Element-and-box listings:
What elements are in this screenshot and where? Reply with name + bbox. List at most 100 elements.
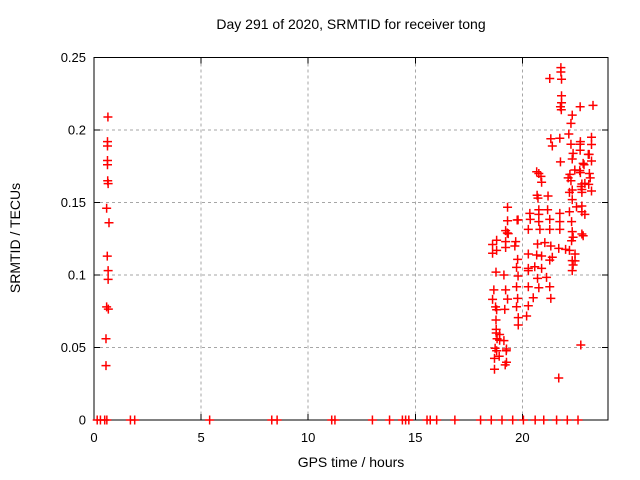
data-point-marker	[102, 415, 112, 425]
x-tick-label: 0	[90, 430, 97, 445]
data-point-marker	[573, 415, 583, 425]
data-point-marker	[523, 224, 533, 234]
data-point-marker	[555, 208, 565, 218]
data-point-marker	[523, 301, 533, 311]
data-point-marker	[580, 178, 590, 188]
data-point-marker	[501, 285, 511, 295]
data-point-marker	[330, 415, 340, 425]
data-point-marker	[543, 191, 553, 201]
data-point-marker	[102, 302, 112, 312]
data-point-marker	[450, 415, 460, 425]
data-point-marker	[491, 315, 501, 325]
data-point-marker	[530, 262, 540, 272]
data-point-marker	[567, 185, 577, 195]
data-point-marker	[513, 320, 523, 330]
data-point-marker	[501, 344, 511, 354]
data-point-marker	[576, 340, 586, 350]
data-point-marker	[503, 229, 513, 239]
data-point-marker	[567, 154, 577, 164]
data-point-marker	[501, 242, 511, 252]
data-point-marker	[500, 360, 510, 370]
data-point-marker	[537, 263, 547, 273]
data-point-marker	[555, 133, 565, 143]
y-tick-label: 0.05	[61, 340, 86, 355]
data-point-marker	[533, 239, 543, 249]
data-point-marker	[564, 129, 574, 139]
data-point-marker	[562, 415, 572, 425]
data-point-marker	[539, 415, 549, 425]
data-point-marker	[540, 238, 550, 248]
data-point-marker	[494, 351, 504, 361]
data-point-marker	[588, 100, 598, 110]
data-point-marker	[499, 270, 509, 280]
data-point-marker	[513, 293, 523, 303]
data-point-marker	[513, 215, 523, 225]
data-point-marker	[584, 179, 594, 189]
data-point-marker	[101, 361, 111, 371]
data-point-marker	[546, 293, 556, 303]
data-point-marker	[554, 373, 564, 383]
data-point-marker	[585, 173, 595, 183]
data-point-marker	[532, 167, 542, 177]
data-point-marker	[272, 415, 282, 425]
data-point-marker	[575, 145, 585, 155]
x-tick-label: 5	[197, 430, 204, 445]
data-point-marker	[533, 193, 543, 203]
data-point-marker	[555, 224, 565, 234]
data-point-marker	[205, 415, 215, 425]
data-point-marker	[568, 260, 578, 270]
data-point-marker	[587, 156, 597, 166]
data-point-marker	[489, 285, 499, 295]
data-point-marker	[546, 241, 556, 251]
data-point-marker	[561, 244, 571, 254]
data-point-marker	[530, 415, 540, 425]
data-point-marker	[579, 160, 589, 170]
data-point-marker	[567, 266, 577, 276]
y-tick-label: 0.25	[61, 50, 86, 65]
data-point-marker	[492, 346, 502, 356]
data-point-marker	[404, 415, 414, 425]
data-point-marker	[584, 149, 594, 159]
data-point-marker	[568, 232, 578, 242]
data-point-marker	[552, 415, 562, 425]
x-tick-label: 10	[301, 430, 315, 445]
chart-title: Day 291 of 2020, SRMTID for receiver ton…	[216, 16, 486, 32]
y-tick-label: 0.1	[68, 268, 86, 283]
data-point-marker	[500, 304, 510, 314]
data-point-marker	[102, 160, 112, 170]
data-point-marker	[564, 207, 574, 217]
data-point-marker	[578, 158, 588, 168]
data-point-marker	[103, 266, 113, 276]
data-point-marker	[503, 294, 513, 304]
data-point-marker	[104, 218, 114, 228]
data-point-marker	[577, 229, 587, 239]
data-point-marker	[587, 186, 597, 196]
data-point-marker	[492, 305, 502, 315]
data-point-marker	[513, 254, 523, 264]
data-point-marker	[568, 148, 578, 158]
data-point-marker	[523, 282, 533, 292]
data-point-marker	[499, 336, 509, 346]
data-point-marker	[565, 169, 575, 179]
data-point-marker	[102, 251, 112, 261]
data-point-marker	[489, 353, 499, 363]
data-point-marker	[103, 304, 113, 314]
data-point-marker	[566, 139, 576, 149]
data-point-marker	[542, 272, 552, 282]
data-point-marker	[545, 224, 555, 234]
data-point-marker	[385, 415, 395, 425]
data-point-marker	[546, 134, 556, 144]
data-point-marker	[503, 202, 513, 212]
data-point-marker	[102, 203, 112, 213]
data-point-marker	[545, 214, 555, 224]
data-point-marker	[570, 256, 580, 266]
data-point-marker	[101, 334, 111, 344]
data-point-marker	[557, 98, 567, 108]
data-point-marker	[476, 415, 486, 425]
data-point-marker	[545, 282, 555, 292]
data-point-marker	[580, 209, 590, 219]
data-point-marker	[489, 364, 499, 374]
data-point-marker	[533, 273, 543, 283]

> [What to produce]: In the records above, replace every "data-point-marker" with "scatter-point" and leave everything else unchanged. Omit the pictures from your answer.

> [Task solution]:
What elements are in this screenshot and where? Reply with name + bbox. List at most 100 elements.
scatter-point	[102, 415, 112, 425]
x-tick-label: 0	[90, 430, 97, 445]
scatter-point	[573, 415, 583, 425]
scatter-point	[523, 224, 533, 234]
scatter-point	[555, 208, 565, 218]
scatter-point	[523, 301, 533, 311]
scatter-point	[580, 178, 590, 188]
scatter-point	[501, 285, 511, 295]
scatter-point	[330, 415, 340, 425]
scatter-point	[543, 191, 553, 201]
scatter-point	[102, 302, 112, 312]
scatter-point	[450, 415, 460, 425]
scatter-point	[491, 315, 501, 325]
scatter-point	[530, 262, 540, 272]
scatter-point	[567, 185, 577, 195]
scatter-point	[513, 320, 523, 330]
scatter-point	[501, 344, 511, 354]
scatter-point	[576, 340, 586, 350]
scatter-point	[503, 229, 513, 239]
scatter-point	[567, 154, 577, 164]
scatter-point	[501, 242, 511, 252]
scatter-point	[500, 360, 510, 370]
scatter-point	[537, 263, 547, 273]
scatter-point	[555, 133, 565, 143]
y-tick-label: 0.05	[61, 340, 86, 355]
scatter-point	[533, 239, 543, 249]
scatter-point	[564, 129, 574, 139]
scatter-point	[562, 415, 572, 425]
scatter-point	[539, 415, 549, 425]
scatter-point	[540, 238, 550, 248]
scatter-point	[494, 351, 504, 361]
scatter-point	[588, 100, 598, 110]
scatter-point	[499, 270, 509, 280]
scatter-point	[513, 293, 523, 303]
scatter-point	[513, 215, 523, 225]
scatter-point	[584, 179, 594, 189]
scatter-point	[101, 361, 111, 371]
scatter-point	[546, 293, 556, 303]
scatter-point	[554, 373, 564, 383]
scatter-point	[585, 173, 595, 183]
scatter-point	[532, 167, 542, 177]
scatter-point	[272, 415, 282, 425]
scatter-point	[575, 145, 585, 155]
x-tick-label: 5	[197, 430, 204, 445]
scatter-point	[533, 193, 543, 203]
scatter-point	[555, 224, 565, 234]
scatter-point	[205, 415, 215, 425]
scatter-point	[568, 260, 578, 270]
scatter-point	[587, 156, 597, 166]
scatter-point	[489, 285, 499, 295]
scatter-point	[546, 241, 556, 251]
scatter-point	[561, 244, 571, 254]
scatter-point	[530, 415, 540, 425]
scatter-point	[579, 160, 589, 170]
scatter-point	[567, 266, 577, 276]
y-tick-label: 0.25	[61, 50, 86, 65]
scatter-point	[492, 346, 502, 356]
scatter-point	[404, 415, 414, 425]
scatter-point	[584, 149, 594, 159]
scatter-point	[568, 232, 578, 242]
scatter-point	[552, 415, 562, 425]
x-tick-label: 10	[301, 430, 315, 445]
chart-title: Day 291 of 2020, SRMTID for receiver ton…	[216, 16, 486, 32]
y-tick-label: 0.1	[68, 268, 86, 283]
scatter-point	[500, 304, 510, 314]
scatter-point	[102, 160, 112, 170]
scatter-point	[564, 207, 574, 217]
scatter-point	[578, 158, 588, 168]
scatter-point	[103, 266, 113, 276]
scatter-point	[503, 294, 513, 304]
scatter-point	[104, 218, 114, 228]
scatter-point	[577, 229, 587, 239]
scatter-point	[587, 186, 597, 196]
scatter-point	[492, 305, 502, 315]
scatter-point	[513, 254, 523, 264]
scatter-point	[568, 148, 578, 158]
scatter-point	[523, 282, 533, 292]
scatter-point	[499, 336, 509, 346]
scatter-point	[565, 169, 575, 179]
scatter-point	[102, 251, 112, 261]
scatter-point	[489, 353, 499, 363]
scatter-point	[103, 304, 113, 314]
scatter-point	[566, 139, 576, 149]
scatter-point	[542, 272, 552, 282]
scatter-point	[545, 224, 555, 234]
scatter-point	[385, 415, 395, 425]
scatter-point	[546, 134, 556, 144]
scatter-point	[503, 202, 513, 212]
scatter-point	[102, 203, 112, 213]
scatter-point	[545, 214, 555, 224]
scatter-point	[570, 256, 580, 266]
scatter-point	[101, 334, 111, 344]
scatter-point	[557, 98, 567, 108]
scatter-point	[476, 415, 486, 425]
scatter-point	[545, 282, 555, 292]
scatter-point	[580, 209, 590, 219]
scatter-point	[489, 364, 499, 374]
scatter-point	[533, 273, 543, 283]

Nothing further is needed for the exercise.